**Data for this exercise**
:::
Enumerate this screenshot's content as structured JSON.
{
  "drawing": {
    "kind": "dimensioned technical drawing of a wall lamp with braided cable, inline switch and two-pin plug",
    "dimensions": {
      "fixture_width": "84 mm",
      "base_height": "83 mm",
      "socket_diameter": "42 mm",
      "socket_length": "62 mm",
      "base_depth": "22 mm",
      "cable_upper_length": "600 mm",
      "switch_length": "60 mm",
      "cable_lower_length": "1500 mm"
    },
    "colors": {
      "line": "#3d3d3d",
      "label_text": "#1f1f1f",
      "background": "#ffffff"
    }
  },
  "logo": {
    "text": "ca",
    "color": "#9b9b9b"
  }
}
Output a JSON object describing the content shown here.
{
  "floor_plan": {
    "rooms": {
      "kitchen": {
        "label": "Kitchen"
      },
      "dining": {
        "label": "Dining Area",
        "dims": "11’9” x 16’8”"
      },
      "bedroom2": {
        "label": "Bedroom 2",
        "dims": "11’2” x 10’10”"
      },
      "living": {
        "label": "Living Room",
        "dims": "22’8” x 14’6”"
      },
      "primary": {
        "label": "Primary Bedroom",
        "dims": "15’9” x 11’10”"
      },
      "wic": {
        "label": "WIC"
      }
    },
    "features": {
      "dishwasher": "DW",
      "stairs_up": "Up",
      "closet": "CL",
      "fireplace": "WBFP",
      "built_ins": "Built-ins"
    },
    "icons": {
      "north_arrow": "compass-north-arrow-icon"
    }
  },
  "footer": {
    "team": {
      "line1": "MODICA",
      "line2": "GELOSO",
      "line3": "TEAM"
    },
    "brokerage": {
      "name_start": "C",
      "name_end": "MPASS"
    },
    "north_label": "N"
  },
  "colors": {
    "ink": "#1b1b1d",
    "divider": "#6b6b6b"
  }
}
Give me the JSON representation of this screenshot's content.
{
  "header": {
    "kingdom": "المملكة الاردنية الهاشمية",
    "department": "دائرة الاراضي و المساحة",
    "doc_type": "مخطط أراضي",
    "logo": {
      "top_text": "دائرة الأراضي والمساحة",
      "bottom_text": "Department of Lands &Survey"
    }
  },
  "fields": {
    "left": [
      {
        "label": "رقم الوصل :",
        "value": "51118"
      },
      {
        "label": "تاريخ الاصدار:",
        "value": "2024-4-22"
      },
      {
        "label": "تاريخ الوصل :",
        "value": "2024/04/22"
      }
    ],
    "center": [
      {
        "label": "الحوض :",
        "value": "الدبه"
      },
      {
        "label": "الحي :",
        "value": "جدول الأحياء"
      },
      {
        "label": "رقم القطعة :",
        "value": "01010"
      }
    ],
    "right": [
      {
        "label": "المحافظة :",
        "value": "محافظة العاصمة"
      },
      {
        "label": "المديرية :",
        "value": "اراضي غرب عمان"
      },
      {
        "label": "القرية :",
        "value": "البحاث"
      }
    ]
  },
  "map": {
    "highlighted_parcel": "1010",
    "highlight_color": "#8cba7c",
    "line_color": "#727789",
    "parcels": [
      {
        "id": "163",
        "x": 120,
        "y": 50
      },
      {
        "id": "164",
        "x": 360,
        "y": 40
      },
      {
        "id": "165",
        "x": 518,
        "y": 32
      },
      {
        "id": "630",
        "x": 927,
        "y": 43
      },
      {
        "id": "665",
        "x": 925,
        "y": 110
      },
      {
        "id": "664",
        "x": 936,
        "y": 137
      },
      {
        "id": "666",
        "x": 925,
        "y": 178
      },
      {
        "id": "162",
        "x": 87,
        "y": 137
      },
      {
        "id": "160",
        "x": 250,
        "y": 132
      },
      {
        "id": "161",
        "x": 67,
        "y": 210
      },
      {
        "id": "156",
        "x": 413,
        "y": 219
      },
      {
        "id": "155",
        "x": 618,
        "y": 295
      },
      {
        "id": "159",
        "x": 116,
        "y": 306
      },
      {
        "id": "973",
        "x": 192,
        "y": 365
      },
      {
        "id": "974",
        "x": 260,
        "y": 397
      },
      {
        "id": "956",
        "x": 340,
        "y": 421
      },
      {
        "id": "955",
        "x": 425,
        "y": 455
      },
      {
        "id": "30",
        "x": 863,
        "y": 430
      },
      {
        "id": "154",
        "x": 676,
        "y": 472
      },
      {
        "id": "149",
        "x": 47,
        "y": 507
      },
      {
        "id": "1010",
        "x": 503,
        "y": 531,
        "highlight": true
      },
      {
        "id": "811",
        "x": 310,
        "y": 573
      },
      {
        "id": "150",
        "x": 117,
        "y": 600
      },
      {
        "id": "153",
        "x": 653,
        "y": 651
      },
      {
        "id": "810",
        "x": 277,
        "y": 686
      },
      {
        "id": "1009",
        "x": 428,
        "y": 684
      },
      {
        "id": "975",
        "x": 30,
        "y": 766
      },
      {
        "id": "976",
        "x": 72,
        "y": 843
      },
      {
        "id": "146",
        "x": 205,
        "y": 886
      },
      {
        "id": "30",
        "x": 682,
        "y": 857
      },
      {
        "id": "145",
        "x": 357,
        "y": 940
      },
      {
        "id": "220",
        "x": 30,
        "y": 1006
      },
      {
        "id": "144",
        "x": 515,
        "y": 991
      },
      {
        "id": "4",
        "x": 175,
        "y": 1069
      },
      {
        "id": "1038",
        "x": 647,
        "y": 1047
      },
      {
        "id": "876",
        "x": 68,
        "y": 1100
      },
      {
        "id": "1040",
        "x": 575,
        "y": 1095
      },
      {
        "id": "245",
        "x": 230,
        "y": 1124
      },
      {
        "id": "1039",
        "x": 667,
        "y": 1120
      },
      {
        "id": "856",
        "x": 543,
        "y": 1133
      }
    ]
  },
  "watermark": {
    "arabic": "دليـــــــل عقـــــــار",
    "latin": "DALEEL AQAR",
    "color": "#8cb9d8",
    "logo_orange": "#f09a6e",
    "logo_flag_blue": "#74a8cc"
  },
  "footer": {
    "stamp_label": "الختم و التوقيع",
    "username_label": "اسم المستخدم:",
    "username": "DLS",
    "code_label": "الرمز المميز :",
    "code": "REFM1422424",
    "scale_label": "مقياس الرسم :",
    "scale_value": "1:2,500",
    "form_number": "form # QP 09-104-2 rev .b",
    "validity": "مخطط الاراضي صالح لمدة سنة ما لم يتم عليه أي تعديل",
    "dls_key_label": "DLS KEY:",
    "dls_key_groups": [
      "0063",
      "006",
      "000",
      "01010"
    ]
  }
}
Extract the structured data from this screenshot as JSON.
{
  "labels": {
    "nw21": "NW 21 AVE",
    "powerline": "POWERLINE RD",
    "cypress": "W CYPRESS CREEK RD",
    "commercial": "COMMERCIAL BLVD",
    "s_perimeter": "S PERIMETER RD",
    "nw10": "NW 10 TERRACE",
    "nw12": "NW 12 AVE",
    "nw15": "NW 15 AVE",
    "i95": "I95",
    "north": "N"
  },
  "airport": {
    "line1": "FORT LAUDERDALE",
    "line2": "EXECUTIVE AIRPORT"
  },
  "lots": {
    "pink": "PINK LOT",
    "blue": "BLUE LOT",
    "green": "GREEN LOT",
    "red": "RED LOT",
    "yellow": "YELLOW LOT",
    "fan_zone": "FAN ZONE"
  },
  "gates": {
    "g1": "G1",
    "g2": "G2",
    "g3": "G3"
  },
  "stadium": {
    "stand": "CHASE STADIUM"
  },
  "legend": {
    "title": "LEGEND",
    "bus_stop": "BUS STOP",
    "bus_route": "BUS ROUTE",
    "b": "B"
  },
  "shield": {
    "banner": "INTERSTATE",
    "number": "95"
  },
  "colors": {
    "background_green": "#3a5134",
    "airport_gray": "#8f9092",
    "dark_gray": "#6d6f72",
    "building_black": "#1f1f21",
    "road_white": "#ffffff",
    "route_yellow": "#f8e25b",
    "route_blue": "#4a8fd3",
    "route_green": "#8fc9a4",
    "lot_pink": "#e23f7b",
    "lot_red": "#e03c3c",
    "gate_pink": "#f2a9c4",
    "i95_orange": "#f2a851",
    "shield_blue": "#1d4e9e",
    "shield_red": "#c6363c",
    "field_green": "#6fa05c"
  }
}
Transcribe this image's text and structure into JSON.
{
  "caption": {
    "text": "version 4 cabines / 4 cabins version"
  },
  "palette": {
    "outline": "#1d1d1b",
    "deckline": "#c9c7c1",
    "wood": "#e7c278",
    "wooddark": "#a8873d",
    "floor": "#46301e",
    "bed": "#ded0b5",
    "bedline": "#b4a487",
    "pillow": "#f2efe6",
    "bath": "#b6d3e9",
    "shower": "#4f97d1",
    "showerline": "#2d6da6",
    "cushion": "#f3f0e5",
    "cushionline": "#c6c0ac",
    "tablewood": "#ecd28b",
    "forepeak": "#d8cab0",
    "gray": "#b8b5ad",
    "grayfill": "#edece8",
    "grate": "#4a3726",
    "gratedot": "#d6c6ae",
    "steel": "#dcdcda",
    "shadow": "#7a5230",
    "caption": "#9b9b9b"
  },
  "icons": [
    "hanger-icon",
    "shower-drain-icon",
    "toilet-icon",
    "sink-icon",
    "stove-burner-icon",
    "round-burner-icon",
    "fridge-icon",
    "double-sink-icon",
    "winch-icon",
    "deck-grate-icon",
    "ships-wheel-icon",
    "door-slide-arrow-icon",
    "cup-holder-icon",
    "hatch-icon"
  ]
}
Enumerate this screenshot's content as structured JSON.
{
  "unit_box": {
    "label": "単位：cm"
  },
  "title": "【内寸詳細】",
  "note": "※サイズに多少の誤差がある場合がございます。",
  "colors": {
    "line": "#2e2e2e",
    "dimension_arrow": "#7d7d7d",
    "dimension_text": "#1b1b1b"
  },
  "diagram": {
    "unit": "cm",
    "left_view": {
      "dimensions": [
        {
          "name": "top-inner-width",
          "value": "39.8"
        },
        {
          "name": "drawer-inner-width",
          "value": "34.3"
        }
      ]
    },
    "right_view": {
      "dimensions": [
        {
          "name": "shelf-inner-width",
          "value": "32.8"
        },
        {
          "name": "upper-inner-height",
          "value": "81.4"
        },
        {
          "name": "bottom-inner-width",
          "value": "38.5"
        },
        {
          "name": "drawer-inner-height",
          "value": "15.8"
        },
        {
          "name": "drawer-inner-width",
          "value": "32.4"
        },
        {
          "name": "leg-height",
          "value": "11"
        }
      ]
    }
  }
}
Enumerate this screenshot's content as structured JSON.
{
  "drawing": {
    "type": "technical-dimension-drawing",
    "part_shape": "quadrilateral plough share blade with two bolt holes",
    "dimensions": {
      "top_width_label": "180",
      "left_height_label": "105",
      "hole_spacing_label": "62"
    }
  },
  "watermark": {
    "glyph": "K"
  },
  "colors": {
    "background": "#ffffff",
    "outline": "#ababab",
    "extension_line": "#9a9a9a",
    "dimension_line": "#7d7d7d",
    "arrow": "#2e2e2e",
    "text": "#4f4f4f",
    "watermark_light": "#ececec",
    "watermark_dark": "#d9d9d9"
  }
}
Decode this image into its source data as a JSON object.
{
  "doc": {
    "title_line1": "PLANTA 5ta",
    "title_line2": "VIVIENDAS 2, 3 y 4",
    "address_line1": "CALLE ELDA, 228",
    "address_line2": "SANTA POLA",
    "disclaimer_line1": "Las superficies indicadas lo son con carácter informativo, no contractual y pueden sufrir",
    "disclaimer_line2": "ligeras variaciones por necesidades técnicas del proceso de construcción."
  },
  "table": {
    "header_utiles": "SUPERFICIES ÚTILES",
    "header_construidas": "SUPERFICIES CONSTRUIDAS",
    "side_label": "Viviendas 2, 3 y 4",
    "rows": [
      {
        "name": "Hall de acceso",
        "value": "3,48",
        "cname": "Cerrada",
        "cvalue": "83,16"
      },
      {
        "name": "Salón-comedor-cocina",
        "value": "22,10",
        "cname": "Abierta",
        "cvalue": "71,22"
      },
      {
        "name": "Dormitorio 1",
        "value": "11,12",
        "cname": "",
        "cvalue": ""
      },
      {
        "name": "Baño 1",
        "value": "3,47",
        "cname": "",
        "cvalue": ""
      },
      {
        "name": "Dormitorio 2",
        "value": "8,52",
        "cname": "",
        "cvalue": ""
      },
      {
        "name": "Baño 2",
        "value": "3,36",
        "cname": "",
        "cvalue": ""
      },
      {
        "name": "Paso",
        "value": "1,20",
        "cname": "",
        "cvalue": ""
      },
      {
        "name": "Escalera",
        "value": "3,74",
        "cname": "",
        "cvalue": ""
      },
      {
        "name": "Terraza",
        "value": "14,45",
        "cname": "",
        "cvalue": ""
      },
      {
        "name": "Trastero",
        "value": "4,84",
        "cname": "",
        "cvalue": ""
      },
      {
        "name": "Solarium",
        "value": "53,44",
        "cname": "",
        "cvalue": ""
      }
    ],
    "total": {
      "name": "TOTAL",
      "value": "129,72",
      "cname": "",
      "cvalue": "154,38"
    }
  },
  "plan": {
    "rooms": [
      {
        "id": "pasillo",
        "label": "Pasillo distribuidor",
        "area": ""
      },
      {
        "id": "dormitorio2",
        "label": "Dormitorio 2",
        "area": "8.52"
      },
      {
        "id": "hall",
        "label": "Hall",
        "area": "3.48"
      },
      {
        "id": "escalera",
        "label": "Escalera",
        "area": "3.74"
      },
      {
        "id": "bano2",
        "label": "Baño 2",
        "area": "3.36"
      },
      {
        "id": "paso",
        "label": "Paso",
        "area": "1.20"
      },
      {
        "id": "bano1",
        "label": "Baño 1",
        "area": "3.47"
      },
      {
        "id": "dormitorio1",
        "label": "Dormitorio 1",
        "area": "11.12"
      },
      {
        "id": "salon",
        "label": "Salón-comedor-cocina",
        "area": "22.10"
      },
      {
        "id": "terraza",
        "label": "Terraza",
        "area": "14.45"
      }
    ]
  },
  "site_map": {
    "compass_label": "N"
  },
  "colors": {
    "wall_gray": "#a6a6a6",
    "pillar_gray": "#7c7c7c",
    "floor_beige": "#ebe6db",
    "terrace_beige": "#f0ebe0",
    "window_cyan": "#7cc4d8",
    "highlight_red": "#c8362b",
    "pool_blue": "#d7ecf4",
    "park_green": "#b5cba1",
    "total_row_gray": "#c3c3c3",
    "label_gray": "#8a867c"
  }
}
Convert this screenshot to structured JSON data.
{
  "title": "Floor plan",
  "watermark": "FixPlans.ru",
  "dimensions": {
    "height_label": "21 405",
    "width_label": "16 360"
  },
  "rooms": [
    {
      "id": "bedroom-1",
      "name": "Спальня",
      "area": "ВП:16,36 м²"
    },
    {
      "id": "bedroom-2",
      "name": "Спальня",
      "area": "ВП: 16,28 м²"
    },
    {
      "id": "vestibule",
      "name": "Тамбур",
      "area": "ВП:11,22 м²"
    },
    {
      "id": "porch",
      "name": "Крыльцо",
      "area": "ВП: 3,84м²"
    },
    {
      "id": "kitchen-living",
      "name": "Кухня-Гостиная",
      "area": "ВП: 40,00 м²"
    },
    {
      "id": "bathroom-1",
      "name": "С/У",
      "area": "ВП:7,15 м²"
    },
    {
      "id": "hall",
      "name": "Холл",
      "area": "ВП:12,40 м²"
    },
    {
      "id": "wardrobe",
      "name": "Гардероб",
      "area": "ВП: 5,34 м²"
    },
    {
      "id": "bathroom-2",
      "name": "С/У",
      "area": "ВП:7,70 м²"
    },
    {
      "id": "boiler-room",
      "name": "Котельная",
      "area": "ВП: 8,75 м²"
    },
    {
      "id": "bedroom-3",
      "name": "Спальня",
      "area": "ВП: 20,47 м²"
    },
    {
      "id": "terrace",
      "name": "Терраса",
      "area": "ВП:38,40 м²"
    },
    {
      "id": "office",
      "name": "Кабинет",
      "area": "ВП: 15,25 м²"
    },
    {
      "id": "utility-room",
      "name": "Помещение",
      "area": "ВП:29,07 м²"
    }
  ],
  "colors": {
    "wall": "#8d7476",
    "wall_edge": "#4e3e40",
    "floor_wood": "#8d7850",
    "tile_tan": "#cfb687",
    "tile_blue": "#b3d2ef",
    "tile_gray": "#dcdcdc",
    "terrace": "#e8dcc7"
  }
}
:::
**Work required**
Pull out all lines from the entries above that include the word "مخطط".

**Response to this task**
    "doc_type": "مخطط أراضي",
    "validity": "مخطط الاراضي صالح لمدة سنة ما لم يتم عليه أي تعديل",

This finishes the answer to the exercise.